# start of QUOTED PASSAGE
We, as the evangelical church in North America, are in deep, deep trouble at the moment. Our concept of "church" and Jesus' concept of "church" are worlds apart. We have distorted the very nature of what "church" is. The mega-churches that many are so proud of are extremely good venues for this disfigurement. They have altered the face of Christianity in our time and this "makeover" has not necessarily been for the better. "There is ... a common thread" writes David F. Wells, "that ties Willow Creek not only to its copycat followers, but also to those who were inspired initially by its success but have gone on to develop their own mutations. That common element lies in the fact that they are all operating off methodologies for succeeding in which that success requires little or no theology. It is an attempt to respond to the spiritual yearnings of Boomers and Xers while creating an experience of the church which is compatible with their habits, likes, dislikes, wants, expectations and sounds. It produces an evangelism which is modest in its attempts at persuasion about truth, but energetic in its retailing of spiritual and psychological benefits. So successful, so alluring, has this experiment become that it would not be an exaggeration to say that it is transforming what evangelicalism looks like."[1]

We, North Americans, think that "bigger is better". We tend to "biggy-size" everything but it is funny how God can alter a perspective with such miniscule things. Last fall, as in every fall prior, my wife and I were out raking up the autumn leaves in our back yard. Because we are so near the forest we usually acquire a bumper crop of them. They are very good as insulation and as springtime nutrition for garden plants but the bulk of them must be gathered up and disposed of. Following a tip from my neighbour many years ago I have used a 10' by 10' tarp to cradle the raked leaves and transport them over to a small ravine on our property. At that point I simply flip them into the ravine where they deteriorate and/or become protection for both plants and small creatures that call the gully their home. During this annual ritual I was suddenly struck with the brilliant idea of using a larger tarp; at three or four times the size of my orange tarp it could hold far more leaves and the job could be completed quicker. I implemented my plan and when it came time to drag the leaves to the gorge I had to beg for my wife's assistance. What seemed like a good idea at the time actually required more man-power to accomplish. The bigger the tarp; the bigger my problems in handling it. So too with church gatherings. The bigger they get the more administration is required ... and the more human administration obtained, the greater the propensity for problems and error. Even the disciples learned this lesson in a relatively short time (see Acts 6:1-2) but we have regressed. And along with our regression we have several erroneous mindsets to address at the moment.
# end of QUOTED PASSAGE
EXERCISE TASK A:
Reproduce the saved data entries from the first line up to and including the line containing "tweet-text-line: Луганск, и".
# start of RAW DATA
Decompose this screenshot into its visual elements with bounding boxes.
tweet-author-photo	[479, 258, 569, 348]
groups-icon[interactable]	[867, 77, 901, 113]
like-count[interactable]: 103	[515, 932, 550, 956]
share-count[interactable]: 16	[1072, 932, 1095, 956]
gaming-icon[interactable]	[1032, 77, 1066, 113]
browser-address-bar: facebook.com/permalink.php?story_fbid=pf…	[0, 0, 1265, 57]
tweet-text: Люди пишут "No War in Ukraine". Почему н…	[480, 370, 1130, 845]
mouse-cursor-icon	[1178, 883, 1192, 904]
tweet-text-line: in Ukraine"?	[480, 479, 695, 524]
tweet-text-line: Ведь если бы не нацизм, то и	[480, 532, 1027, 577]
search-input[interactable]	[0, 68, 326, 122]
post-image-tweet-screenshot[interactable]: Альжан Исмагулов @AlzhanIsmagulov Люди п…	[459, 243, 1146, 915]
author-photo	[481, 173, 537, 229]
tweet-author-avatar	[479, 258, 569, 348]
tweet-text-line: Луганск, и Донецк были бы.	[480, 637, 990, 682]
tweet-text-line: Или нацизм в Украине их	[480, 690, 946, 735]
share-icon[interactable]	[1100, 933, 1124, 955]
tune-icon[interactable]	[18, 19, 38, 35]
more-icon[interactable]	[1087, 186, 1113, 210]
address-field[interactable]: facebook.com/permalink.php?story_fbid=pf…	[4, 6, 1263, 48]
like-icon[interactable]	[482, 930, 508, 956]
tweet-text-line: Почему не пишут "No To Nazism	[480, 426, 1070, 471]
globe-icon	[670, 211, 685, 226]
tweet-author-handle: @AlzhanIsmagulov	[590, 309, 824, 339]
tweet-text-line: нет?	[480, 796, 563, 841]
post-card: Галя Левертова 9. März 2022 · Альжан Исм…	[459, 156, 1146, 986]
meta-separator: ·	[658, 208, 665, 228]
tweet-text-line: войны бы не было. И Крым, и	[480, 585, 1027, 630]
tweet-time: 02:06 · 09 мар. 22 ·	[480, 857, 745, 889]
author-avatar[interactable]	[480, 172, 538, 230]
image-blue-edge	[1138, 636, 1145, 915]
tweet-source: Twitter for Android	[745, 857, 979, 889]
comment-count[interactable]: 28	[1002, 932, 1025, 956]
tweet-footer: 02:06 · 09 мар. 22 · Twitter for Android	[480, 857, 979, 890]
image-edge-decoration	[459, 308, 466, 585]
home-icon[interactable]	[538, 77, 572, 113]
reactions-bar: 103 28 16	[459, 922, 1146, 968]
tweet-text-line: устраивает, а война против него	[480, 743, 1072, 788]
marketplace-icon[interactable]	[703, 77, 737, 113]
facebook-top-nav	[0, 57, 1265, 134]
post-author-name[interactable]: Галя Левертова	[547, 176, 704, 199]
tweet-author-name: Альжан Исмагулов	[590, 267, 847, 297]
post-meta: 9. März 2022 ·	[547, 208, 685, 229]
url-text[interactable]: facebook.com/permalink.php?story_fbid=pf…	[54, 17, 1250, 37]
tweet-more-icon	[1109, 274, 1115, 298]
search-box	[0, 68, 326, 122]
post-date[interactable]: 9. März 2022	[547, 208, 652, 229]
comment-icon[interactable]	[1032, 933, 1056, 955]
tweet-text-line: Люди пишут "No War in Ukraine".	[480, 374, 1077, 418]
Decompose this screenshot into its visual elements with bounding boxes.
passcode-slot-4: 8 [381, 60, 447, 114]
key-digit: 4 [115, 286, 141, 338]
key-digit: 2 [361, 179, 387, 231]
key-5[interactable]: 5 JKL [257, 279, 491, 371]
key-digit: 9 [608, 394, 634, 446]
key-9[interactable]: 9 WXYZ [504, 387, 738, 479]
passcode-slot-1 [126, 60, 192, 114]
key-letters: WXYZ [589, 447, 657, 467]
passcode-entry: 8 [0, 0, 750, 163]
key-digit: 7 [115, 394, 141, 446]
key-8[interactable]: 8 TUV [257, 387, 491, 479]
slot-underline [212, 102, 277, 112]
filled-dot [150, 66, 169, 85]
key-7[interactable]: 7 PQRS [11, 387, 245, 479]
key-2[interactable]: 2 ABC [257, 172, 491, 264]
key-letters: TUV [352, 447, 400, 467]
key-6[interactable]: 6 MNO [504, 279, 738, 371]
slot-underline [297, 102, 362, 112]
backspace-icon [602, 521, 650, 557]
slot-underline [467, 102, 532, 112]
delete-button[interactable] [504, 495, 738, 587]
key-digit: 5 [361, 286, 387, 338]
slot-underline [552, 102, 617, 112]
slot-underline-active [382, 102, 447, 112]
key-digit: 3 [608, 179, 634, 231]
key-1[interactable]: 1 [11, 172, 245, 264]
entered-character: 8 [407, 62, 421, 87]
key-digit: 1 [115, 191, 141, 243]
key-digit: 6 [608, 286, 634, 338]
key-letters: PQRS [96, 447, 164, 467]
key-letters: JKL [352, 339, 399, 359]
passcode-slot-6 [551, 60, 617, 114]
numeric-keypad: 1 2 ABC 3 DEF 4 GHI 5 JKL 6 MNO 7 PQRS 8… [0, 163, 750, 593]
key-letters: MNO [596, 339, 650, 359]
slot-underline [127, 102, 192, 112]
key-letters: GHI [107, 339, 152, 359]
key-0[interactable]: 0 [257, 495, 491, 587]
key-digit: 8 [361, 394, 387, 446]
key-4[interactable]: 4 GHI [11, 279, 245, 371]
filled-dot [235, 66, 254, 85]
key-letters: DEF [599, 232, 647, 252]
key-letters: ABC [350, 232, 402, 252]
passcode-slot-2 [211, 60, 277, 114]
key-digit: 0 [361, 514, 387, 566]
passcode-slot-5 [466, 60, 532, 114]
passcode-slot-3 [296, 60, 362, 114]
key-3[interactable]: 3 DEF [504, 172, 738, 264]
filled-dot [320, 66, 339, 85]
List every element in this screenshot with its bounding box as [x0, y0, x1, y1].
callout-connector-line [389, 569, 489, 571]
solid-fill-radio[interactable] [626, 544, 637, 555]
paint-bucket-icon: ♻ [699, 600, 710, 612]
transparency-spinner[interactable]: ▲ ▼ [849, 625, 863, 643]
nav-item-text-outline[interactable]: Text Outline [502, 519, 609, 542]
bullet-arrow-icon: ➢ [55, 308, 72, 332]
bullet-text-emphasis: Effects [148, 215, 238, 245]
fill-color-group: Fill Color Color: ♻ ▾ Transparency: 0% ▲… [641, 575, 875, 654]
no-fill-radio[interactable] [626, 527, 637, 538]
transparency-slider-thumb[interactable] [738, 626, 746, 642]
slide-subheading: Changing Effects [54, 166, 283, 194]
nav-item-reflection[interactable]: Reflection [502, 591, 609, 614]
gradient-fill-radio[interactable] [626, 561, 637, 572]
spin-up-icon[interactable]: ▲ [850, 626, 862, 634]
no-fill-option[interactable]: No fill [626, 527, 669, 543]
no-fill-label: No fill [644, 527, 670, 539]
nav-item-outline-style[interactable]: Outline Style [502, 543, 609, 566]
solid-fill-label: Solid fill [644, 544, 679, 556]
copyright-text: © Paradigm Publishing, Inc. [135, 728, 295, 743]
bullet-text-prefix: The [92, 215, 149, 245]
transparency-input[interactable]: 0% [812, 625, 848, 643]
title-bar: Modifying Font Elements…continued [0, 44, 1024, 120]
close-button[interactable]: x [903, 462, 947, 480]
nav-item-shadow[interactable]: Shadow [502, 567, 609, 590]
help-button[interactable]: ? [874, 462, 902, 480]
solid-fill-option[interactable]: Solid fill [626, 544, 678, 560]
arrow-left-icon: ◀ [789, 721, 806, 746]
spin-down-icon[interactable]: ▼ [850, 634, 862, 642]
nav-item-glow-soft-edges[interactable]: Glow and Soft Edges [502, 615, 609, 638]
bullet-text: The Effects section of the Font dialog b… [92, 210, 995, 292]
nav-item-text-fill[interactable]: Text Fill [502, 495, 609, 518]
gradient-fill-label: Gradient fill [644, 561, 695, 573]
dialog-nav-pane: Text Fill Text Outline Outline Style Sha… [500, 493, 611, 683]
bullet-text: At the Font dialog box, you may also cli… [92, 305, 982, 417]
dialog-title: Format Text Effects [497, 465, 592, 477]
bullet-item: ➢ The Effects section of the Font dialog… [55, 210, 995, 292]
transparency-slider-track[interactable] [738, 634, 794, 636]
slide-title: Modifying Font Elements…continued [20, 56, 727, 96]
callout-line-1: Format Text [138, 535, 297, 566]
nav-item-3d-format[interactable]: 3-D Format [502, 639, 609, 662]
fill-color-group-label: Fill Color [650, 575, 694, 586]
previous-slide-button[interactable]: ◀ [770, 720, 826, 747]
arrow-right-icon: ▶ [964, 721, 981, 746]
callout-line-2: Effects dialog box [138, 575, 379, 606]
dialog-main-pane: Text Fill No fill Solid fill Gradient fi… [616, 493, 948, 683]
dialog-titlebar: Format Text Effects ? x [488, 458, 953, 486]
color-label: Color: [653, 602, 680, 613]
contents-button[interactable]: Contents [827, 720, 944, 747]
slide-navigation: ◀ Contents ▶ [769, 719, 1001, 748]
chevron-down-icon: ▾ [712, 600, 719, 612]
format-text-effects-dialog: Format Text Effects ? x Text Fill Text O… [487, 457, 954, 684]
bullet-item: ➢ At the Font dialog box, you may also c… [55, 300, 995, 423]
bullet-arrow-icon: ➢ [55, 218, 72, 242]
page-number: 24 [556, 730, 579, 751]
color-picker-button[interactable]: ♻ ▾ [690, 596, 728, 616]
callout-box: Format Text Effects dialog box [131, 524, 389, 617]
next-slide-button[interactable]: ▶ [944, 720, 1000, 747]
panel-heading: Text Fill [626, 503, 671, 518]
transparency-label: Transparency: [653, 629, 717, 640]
# end of RAW DATA
EXERCISE TASK B:
Continue the passage about mega-churches and church size from the point where it ends.

WRITTEN REPLY A:
Decompose this screenshot into its visual elements with bounding boxes.
tweet-author-photo	[479, 258, 569, 348]
groups-icon[interactable]	[867, 77, 901, 113]
like-count[interactable]: 103	[515, 932, 550, 956]
share-count[interactable]: 16	[1072, 932, 1095, 956]
gaming-icon[interactable]	[1032, 77, 1066, 113]
browser-address-bar: facebook.com/permalink.php?story_fbid=pf…	[0, 0, 1265, 57]
tweet-text: Люди пишут "No War in Ukraine". Почему н…	[480, 370, 1130, 845]
mouse-cursor-icon	[1178, 883, 1192, 904]
tweet-text-line: in Ukraine"?	[480, 479, 695, 524]
tweet-text-line: Ведь если бы не нацизм, то и	[480, 532, 1027, 577]
search-input[interactable]	[0, 68, 326, 122]
post-image-tweet-screenshot[interactable]: Альжан Исмагулов @AlzhanIsmagulov Люди п…	[459, 243, 1146, 915]
author-photo	[481, 173, 537, 229]
tweet-author-avatar	[479, 258, 569, 348]
tweet-text-line: Луганск, и Донецк были бы.	[480, 637, 990, 682]

WRITTEN REPLY B:
1) "Doing church" is a colloquialism that defines an impoverished and worldly mentality.

There are 108 occurrences of the word "church" is used in the New Testament, and there is something very special about this word. All of those references are nouns not verbs! Christians aren't to do church, they are to be the church! Why do I start here? What difference does this really make? Well, let's see how deep this goes.

"Doing church" has become a catch-phrase in our time because many want the church to be experiential ... not in a charismatic way necessarily [I believe I have dealt with that sufficiently already] but rather as a sensual, non-theological event like going to the mall, the country club or the bowling alley. "Doing church" consequently becomes a subjective experience built on personal preference and truth is kicked to the curb as being too "religious", too tedious. It is assumed that if church is to be theological it must, therefore, be boring and in need of an update. Now, I want to point out that there is truly nothing wrong with a good experience ... but only insofar as it matches up with the truth of the Word of God, not insofar as it neglects that truth. We have been told explicitly that the church is the "pillar and bulwark of the truth" (1 Tim 3:15) by God, so any dismissal of biblical truth, inadvertently or otherwise, can relegate any gathering to fundamental and exceptional error.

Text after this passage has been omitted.